▶ EXCERPT PROVIDED
<<<<

Monday 7 September 2015

On sexist compliments and dangerous ideas

Before I had even entered Australia, the customs official put me in my place with one single word - "Babe." That was his address, as he sought my attention. Having had no sleep for two nights, I was unsuccessfully trying to use the machines at customs to get my documents approved. Here he was, trying to help me - but in the process he was asserting his right to treat me as a sexual object first and foremost. It was my defining characteristic to him. What a welcome.

Things got better. On Saturday I attended a speech by Murong Xuecun, a prominent critic of Chinese censorship who has managed to evade arrest due to his abstaining from directly inciting people to get politically active. Nevertheless, his social media account has been shut down a lot. He keeps "reincarnating" online, as he calls it. He taught us how the entry of more English words into the mainstream Chinese vernacular had produced "democrazy" (the Chinese Communist Party promotes the idea that its governance is actually democratic) and "shitizen" (after the sense that things aren't quite alright in the country). More importantly, he brought home the expansive nature of Chinese censorship by identifying examples when it has played out within Australian shores. With its large Chinese immigrant community, Chinese Australians are very much affected by the propaganda of the motherland through the media they consume. The unspoken take-away from Murong's ideas was that we should put pressure on our government to engage with China in a way that doesn't accept its totalitarian policies.

>>>>

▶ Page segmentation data
<<<<

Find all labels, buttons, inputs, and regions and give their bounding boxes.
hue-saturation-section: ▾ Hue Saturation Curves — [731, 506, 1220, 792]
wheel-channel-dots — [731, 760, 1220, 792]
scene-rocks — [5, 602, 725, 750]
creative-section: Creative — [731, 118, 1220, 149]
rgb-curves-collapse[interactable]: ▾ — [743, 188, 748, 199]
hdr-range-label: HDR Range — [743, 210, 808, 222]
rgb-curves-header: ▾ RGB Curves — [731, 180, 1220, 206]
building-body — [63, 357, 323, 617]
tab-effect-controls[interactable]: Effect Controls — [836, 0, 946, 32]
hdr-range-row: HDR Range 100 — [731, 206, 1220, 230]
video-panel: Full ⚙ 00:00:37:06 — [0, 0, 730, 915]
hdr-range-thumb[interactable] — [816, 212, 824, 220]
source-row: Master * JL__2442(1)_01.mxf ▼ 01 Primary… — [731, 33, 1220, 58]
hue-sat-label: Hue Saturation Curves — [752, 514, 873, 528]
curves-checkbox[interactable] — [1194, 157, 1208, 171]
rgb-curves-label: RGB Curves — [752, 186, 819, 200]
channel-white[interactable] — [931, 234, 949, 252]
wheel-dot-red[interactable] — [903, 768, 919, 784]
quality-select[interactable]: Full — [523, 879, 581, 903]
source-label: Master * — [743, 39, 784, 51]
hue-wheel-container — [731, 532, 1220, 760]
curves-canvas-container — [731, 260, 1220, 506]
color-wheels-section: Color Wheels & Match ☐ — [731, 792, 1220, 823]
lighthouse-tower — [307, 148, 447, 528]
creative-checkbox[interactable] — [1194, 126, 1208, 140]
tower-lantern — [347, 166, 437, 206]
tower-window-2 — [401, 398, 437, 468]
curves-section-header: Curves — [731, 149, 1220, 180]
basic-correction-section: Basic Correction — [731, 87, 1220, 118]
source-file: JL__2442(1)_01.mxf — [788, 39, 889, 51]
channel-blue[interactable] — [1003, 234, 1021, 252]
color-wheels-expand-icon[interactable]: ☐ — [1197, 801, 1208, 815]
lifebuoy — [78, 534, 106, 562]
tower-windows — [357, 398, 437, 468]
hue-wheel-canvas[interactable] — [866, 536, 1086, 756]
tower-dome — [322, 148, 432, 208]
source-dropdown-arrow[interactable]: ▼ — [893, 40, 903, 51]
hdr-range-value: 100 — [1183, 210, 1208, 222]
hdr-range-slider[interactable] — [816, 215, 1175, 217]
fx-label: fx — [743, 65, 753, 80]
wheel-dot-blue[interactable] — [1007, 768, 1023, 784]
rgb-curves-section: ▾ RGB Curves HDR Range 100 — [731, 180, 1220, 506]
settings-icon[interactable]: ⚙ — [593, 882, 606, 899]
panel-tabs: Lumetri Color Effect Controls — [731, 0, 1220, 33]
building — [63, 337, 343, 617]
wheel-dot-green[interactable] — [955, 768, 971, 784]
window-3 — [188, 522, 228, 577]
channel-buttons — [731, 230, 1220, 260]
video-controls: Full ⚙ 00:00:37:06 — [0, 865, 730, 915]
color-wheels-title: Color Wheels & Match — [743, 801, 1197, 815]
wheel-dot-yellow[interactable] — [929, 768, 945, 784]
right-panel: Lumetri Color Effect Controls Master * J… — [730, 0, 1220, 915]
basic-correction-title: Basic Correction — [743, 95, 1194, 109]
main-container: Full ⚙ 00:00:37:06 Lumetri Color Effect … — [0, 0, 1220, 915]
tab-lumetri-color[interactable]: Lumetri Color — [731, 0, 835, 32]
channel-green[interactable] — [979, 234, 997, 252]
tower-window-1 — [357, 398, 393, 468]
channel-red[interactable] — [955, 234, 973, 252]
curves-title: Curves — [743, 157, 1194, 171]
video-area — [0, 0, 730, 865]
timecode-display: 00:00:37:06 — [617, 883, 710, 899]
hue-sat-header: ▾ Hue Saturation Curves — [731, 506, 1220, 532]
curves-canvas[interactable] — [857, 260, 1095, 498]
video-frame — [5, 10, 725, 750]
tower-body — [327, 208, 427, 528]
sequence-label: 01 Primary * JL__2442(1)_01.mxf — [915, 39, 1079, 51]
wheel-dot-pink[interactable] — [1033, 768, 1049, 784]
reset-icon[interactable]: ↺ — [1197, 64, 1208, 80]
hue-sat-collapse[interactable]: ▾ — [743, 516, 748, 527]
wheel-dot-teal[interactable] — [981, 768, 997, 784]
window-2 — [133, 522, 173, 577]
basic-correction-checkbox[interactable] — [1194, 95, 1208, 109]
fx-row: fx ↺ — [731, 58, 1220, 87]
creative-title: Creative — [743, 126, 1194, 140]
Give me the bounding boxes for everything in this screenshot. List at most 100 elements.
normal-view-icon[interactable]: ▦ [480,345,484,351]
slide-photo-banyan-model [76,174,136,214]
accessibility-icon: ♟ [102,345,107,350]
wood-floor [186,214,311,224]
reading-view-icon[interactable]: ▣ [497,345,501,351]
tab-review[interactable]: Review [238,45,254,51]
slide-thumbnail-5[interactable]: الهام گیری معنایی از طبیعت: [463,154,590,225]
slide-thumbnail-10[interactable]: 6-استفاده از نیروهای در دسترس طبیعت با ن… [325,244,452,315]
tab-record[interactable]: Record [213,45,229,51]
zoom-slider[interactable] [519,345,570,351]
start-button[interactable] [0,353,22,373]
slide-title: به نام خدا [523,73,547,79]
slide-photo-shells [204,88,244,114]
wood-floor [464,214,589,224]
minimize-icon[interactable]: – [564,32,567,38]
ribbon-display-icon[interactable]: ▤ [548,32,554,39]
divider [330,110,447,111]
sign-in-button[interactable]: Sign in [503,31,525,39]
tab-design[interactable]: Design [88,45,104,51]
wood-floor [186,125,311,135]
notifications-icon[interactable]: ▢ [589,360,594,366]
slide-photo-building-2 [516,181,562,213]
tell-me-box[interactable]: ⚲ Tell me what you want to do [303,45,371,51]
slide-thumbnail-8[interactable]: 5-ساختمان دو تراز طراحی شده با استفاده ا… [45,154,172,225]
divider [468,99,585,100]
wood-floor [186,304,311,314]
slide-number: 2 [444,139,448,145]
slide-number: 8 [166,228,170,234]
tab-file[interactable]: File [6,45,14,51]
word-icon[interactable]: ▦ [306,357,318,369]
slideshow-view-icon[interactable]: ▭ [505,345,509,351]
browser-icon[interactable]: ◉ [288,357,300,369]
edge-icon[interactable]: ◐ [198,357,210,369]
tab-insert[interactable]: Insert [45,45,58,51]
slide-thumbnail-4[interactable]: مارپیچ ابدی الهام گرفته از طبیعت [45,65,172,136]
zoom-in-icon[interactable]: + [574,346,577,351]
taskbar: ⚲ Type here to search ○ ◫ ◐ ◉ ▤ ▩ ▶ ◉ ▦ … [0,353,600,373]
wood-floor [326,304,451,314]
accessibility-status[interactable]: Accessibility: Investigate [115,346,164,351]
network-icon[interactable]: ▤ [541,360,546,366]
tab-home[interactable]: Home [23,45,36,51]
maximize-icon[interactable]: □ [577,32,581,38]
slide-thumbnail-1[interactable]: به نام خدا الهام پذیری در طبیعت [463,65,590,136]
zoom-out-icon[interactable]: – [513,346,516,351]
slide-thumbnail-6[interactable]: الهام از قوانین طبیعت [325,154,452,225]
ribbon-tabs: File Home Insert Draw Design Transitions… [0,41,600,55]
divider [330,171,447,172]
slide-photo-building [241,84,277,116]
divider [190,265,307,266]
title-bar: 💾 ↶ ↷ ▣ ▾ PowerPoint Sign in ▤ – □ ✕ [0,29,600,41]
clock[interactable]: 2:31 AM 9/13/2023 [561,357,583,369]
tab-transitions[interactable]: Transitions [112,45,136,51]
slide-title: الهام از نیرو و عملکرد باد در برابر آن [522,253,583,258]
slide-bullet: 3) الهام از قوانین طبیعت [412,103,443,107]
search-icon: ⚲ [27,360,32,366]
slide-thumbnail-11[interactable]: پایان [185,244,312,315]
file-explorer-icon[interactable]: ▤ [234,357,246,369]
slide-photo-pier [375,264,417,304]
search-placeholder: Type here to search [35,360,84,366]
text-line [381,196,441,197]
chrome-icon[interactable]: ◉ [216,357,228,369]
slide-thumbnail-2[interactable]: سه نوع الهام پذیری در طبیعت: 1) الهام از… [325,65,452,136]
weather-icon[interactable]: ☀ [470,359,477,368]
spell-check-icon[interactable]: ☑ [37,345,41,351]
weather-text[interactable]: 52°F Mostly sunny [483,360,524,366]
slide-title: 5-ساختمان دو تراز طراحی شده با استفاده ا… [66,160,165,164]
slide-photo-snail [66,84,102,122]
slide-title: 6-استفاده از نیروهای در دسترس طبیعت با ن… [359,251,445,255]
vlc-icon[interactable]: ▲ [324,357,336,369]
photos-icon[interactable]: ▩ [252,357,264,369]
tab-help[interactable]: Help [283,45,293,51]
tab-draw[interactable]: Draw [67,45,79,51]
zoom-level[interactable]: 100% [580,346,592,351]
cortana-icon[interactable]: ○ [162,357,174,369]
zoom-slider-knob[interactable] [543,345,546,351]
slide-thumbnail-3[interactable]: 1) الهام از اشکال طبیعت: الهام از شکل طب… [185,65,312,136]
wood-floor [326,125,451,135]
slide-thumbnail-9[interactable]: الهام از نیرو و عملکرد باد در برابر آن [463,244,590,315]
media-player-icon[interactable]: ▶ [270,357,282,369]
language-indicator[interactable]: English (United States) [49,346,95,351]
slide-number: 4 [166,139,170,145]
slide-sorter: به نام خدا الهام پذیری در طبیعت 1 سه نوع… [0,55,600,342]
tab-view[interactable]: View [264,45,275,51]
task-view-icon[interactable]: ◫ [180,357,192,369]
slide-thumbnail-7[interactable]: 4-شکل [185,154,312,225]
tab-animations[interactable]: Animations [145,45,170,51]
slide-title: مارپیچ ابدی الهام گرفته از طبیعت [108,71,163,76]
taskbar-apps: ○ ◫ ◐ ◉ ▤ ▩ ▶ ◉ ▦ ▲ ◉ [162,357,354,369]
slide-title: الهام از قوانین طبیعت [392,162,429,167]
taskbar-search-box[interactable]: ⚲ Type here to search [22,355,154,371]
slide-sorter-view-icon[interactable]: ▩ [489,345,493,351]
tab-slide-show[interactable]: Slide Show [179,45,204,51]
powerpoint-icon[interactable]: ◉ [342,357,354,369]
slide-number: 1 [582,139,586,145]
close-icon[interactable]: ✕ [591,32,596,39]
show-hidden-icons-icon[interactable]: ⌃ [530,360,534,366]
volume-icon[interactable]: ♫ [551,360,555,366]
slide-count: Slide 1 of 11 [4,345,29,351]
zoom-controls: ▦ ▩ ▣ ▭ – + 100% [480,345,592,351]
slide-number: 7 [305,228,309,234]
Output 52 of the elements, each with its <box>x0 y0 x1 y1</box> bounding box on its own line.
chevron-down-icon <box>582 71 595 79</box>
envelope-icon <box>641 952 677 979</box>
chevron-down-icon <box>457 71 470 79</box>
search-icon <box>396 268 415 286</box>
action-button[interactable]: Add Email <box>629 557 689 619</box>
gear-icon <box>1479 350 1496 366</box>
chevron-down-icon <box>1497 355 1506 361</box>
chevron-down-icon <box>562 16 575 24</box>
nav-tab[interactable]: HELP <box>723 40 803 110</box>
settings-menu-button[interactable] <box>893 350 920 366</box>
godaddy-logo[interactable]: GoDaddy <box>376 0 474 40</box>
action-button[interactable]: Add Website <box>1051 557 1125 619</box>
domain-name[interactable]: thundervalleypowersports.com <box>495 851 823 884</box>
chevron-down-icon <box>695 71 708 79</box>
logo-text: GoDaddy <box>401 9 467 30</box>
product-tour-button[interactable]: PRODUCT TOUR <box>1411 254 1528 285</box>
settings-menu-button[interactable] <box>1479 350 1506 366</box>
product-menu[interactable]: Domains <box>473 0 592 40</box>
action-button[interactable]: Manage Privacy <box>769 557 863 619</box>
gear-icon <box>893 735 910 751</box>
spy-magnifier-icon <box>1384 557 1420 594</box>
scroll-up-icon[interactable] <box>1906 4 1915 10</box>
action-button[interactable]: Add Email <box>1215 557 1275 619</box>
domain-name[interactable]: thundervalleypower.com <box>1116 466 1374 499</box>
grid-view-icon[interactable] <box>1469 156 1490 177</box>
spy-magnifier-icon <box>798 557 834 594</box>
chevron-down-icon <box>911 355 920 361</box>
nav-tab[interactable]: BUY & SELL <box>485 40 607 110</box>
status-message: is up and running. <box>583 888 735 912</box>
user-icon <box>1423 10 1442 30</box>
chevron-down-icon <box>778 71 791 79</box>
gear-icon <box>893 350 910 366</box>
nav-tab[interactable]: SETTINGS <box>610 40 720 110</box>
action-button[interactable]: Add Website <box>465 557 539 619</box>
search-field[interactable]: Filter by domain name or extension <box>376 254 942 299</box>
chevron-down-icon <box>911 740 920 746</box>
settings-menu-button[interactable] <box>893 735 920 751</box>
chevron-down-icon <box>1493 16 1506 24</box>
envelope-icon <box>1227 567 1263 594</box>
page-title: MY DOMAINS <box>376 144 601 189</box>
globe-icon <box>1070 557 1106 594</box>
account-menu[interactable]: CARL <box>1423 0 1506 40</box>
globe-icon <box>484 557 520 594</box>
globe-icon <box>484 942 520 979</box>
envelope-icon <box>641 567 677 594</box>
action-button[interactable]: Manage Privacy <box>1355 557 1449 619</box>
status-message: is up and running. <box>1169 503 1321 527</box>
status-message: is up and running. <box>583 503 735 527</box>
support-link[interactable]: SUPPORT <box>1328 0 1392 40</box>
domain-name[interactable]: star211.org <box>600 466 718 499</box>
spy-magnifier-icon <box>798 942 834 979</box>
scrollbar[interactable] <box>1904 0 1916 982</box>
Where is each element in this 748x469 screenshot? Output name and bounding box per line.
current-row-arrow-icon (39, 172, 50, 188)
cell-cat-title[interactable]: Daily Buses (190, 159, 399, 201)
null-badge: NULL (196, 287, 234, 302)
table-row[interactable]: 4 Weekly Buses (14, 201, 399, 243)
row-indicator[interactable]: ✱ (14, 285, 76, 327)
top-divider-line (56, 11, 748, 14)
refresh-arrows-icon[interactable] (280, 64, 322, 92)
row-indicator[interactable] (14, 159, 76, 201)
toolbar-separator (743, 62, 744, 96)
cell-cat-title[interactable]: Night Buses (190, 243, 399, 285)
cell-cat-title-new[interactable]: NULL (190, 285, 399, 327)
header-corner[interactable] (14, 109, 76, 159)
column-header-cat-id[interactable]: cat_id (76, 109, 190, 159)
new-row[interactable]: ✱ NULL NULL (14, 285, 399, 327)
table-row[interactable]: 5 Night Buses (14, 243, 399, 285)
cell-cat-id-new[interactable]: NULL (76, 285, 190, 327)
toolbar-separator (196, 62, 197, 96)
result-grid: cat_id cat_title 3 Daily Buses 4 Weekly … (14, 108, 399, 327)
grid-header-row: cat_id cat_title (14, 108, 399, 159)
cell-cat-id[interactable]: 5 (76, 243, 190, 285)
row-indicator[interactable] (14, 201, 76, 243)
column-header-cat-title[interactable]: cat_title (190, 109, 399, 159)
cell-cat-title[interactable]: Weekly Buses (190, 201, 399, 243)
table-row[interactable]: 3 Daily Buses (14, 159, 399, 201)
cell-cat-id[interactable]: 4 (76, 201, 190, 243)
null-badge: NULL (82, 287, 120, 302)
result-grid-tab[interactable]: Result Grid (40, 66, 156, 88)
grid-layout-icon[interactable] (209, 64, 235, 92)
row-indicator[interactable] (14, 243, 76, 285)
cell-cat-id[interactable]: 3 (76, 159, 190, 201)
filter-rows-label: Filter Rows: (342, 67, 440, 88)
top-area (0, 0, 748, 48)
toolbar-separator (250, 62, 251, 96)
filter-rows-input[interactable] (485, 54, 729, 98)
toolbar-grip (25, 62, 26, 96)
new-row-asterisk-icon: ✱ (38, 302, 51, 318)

>>>>

▶ EXERCISE REQUIREMENTS
**1.** In the piece on sexist compliments and dangerous ideas, pull out the passage between "On sexist compliments" and "What a welcome.", inclusive.
**2.** Which words or terms does the piece on sexist compliments and dangerous ideas set in quotation marks? List every one.
**3.** Carry on the piece on sexist compliments and dangerous ideas from the point where it stops.

▶ RESPONSES PER TASK
**1.**
On sexist compliments and dangerous ideas

Before I had even entered Australia, the customs official put me in my place with one single word - "Babe." That was his address, as he sought my attention. Having had no sleep for two nights, I was unsuccessfully trying to use the machines at customs to get my documents approved. Here he was, trying to help me - but in the process he was asserting his right to treat me as a sexual object first and foremost. It was my defining characteristic to him. What a welcome.

**2.**
Babe
reincarnating
democrazy
shitizen

**3.**
Obviously there is a vast difference between freedom of speech in China and that in Australia, but there are still things I don't feel comfortable saying in Tony Abbott's Australia. We can't claim to be a full democracy when people are locked up (out of sight, out of mind) in psychiatric institutions for feeling and thinking the socially unacceptable. Our vindication of the notion of insanity marginalises ideas which are extreme outliers - ideas which are often very good, or, at the least, contain very good elements. It's no co-incidence that the average intelligence of a person who is hospitalised is through the roof. We abuse our deepest thinkers, drive them to isolation within the wider communities and then limit their human capacities by necessitating that they take brain-altering drugs. Freedom of speech remains a myth. (Possible exclusions for some areas of Finland.)

Maybe one day I will give a speech of my own at the Festival of Dangerous Ideas on this topic. I can't see things changing dramatically in Australia anytime soon, mainly because the mainstream is suspicious of the revolutionary ideas required to get us there, but you never know. At the very least, I can write a blog post about it. And keep my hope alive.